• [Stated problem] In the records below, pick out all lines containing the word "page".

• [Extracted material]
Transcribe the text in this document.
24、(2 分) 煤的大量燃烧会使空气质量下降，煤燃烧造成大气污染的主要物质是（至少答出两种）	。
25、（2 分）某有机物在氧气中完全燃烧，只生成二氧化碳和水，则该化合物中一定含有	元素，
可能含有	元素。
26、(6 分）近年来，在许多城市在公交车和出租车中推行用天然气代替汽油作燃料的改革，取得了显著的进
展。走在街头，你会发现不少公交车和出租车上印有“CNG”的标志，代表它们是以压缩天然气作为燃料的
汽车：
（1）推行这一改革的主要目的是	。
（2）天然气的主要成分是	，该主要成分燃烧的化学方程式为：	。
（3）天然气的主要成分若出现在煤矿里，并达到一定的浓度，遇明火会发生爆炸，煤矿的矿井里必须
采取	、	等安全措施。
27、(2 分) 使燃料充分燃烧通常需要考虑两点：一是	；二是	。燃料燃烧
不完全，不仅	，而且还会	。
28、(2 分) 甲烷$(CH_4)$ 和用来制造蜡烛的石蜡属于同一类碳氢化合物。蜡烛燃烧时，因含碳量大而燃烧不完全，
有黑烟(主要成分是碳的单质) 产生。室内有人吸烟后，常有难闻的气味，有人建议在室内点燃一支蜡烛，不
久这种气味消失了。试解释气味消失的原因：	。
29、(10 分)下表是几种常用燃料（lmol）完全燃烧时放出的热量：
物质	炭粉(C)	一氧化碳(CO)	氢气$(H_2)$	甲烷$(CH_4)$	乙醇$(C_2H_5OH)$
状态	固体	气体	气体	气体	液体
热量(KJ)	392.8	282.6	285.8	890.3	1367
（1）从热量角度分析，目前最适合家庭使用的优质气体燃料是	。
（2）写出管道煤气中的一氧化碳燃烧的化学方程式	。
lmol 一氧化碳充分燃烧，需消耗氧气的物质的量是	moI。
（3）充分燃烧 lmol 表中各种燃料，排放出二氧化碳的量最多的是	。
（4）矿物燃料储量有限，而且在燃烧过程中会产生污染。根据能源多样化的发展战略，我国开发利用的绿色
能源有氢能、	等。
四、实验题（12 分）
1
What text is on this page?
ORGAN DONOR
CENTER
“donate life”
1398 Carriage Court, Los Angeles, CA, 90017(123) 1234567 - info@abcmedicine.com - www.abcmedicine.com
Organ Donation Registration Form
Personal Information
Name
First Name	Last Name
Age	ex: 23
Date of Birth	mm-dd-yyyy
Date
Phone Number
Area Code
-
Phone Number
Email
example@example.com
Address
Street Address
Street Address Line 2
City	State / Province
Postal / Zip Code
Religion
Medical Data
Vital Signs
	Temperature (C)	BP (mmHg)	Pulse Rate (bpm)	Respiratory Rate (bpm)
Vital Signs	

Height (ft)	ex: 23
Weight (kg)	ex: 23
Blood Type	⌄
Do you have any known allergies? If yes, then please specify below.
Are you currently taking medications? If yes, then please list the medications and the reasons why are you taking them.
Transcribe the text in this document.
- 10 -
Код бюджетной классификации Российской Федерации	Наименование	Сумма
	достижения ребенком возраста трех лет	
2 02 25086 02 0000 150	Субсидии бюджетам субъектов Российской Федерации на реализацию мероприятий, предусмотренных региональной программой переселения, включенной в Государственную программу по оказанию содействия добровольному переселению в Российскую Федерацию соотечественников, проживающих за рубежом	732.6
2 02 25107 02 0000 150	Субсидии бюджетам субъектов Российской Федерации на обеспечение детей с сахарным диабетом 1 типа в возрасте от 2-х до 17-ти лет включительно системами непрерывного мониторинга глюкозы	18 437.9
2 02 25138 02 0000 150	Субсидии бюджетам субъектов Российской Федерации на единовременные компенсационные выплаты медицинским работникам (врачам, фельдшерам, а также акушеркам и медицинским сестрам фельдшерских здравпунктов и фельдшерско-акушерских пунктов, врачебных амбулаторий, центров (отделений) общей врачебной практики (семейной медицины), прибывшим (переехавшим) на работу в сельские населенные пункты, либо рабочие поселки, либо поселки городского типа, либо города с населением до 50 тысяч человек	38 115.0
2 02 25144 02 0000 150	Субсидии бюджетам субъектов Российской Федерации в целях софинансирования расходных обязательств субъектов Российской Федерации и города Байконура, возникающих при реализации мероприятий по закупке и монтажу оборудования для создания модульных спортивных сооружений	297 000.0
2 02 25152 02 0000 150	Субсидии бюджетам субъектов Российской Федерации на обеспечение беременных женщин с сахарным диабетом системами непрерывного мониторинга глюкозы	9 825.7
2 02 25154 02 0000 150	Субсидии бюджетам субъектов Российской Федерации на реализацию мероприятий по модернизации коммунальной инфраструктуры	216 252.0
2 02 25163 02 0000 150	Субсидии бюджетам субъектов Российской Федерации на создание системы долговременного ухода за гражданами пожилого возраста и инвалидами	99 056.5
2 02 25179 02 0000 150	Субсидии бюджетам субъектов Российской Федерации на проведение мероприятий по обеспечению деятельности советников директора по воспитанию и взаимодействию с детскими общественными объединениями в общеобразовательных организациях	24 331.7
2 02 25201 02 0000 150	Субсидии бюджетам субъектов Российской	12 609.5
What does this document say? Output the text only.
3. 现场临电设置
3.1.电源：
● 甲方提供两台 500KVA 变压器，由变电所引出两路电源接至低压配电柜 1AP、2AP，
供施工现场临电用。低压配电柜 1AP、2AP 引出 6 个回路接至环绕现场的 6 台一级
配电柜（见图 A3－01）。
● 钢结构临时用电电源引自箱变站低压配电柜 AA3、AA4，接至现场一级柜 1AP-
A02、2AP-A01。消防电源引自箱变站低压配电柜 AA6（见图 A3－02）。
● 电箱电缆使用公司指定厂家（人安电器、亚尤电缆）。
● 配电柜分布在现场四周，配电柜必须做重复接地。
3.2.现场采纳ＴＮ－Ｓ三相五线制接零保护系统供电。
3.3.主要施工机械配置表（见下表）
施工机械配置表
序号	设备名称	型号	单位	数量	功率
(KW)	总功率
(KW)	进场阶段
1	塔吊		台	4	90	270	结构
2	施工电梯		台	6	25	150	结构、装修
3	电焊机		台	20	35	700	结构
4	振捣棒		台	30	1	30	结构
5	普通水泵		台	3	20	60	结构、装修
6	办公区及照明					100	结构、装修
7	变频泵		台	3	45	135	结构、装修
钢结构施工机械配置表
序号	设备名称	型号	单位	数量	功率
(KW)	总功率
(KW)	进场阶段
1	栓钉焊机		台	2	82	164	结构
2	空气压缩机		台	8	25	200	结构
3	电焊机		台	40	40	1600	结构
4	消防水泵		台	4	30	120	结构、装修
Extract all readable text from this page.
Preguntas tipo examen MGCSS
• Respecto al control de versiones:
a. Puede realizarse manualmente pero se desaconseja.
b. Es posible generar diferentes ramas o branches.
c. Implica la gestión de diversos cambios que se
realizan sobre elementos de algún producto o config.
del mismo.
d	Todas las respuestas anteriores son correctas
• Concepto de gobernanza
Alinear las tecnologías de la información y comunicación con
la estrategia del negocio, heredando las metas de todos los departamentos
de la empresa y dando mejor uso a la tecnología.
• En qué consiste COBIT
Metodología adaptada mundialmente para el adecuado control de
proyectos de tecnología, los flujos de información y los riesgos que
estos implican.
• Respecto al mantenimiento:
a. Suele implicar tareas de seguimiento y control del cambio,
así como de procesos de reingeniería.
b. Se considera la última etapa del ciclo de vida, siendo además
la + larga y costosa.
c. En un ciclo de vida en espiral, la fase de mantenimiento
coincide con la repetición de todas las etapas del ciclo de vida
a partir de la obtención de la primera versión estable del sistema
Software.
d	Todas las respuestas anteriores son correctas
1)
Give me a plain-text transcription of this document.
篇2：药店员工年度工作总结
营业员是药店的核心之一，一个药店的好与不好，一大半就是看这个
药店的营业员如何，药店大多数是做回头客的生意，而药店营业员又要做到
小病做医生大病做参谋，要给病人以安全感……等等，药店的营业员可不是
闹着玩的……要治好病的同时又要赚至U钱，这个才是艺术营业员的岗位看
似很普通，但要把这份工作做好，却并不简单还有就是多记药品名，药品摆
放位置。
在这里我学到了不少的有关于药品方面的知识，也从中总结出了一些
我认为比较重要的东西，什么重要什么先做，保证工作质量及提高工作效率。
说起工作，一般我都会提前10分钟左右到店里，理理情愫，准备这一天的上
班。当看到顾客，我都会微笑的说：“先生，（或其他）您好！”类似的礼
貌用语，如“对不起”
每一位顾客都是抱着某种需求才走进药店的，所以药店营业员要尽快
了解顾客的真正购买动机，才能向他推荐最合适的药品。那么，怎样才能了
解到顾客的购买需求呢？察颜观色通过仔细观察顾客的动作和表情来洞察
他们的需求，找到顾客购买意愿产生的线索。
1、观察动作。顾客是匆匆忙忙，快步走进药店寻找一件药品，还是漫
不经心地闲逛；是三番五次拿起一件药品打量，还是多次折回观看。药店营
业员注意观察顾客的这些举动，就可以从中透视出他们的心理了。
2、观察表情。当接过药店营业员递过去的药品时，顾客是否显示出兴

• [Completed exercise]
What text is on this page?
Extract all readable text from this page.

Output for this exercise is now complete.